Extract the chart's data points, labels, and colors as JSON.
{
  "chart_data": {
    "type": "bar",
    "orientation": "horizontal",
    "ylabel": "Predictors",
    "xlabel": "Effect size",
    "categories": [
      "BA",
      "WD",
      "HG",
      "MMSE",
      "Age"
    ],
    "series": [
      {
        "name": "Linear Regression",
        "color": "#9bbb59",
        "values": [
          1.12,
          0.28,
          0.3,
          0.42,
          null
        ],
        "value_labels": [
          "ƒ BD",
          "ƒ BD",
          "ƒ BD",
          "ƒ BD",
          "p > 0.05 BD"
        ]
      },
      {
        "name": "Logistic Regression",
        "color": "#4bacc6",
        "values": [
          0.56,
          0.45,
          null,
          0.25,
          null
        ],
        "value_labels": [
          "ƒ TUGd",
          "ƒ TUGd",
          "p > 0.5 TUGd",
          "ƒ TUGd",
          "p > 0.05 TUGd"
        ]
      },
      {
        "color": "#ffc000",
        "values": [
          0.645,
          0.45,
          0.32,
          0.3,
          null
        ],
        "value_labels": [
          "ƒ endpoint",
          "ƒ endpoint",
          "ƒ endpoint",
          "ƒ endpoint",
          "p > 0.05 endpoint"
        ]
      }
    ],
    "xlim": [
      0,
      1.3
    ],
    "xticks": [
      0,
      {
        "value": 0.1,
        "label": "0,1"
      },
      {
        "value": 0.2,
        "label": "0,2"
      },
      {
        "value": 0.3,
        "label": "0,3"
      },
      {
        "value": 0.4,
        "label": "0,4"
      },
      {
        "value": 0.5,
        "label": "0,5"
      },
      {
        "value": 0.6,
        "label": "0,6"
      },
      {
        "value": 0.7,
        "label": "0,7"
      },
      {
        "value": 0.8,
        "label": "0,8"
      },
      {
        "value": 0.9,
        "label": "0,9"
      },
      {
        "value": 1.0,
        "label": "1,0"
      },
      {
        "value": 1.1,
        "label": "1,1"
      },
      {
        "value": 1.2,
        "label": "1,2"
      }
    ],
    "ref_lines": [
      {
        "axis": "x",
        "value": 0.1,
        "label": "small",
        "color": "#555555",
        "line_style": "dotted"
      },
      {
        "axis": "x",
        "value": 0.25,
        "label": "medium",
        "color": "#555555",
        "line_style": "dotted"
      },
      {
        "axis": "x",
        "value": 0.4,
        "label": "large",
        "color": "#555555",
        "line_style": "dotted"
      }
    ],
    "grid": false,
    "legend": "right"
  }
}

◆ INSTRUCTION ◆
Select all lines with the word "Regression" from the entries above.

◆ COMPLETED TASK ◆
        "name": "Linear Regression",
        "name": "Logistic Regression",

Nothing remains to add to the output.